### DIRECTIONS
Write out the data below in full, unchanged, minus the images.

### DATA TO PROCESS
--*--

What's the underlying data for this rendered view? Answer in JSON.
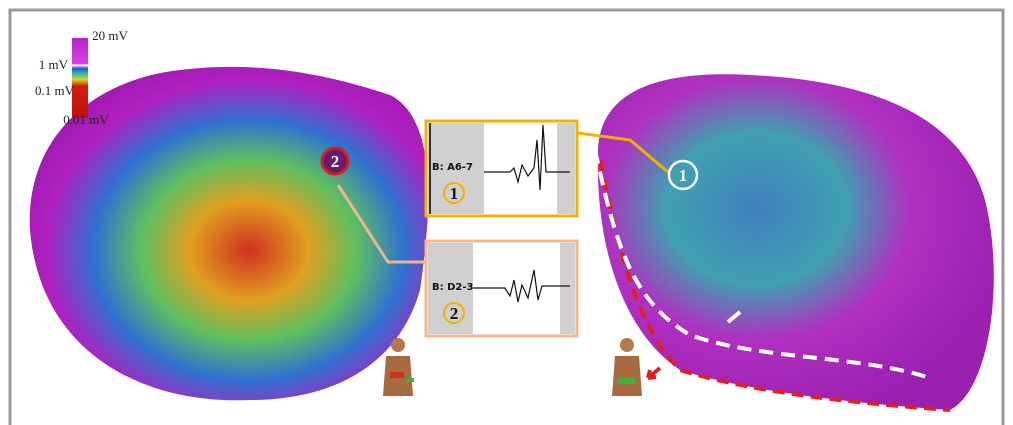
{
  "colorbar": {
    "labels": [
      "20 mV",
      "1 mV",
      "0.1 mV",
      "0.01 mV"
    ]
  },
  "electrograms": [
    {
      "channel": "B: A6-7",
      "marker": "1"
    },
    {
      "channel": "B: D2-3",
      "marker": "2"
    }
  ],
  "map_markers": [
    "2",
    "1"
  ]
}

--*--

### EXERCISE RESPONSE
What's the underlying data for this rendered view? Answer in JSON.
{
  "colorbar": {
    "labels": [
      "20 mV",
      "1 mV",
      "0.1 mV",
      "0.01 mV"
    ]
  },
  "electrograms": [
    {
      "channel": "B: A6-7",
      "marker": "1"
    },
    {
      "channel": "B: D2-3",
      "marker": "2"
    }
  ],
  "map_markers": [
    "2",
    "1"
  ]
}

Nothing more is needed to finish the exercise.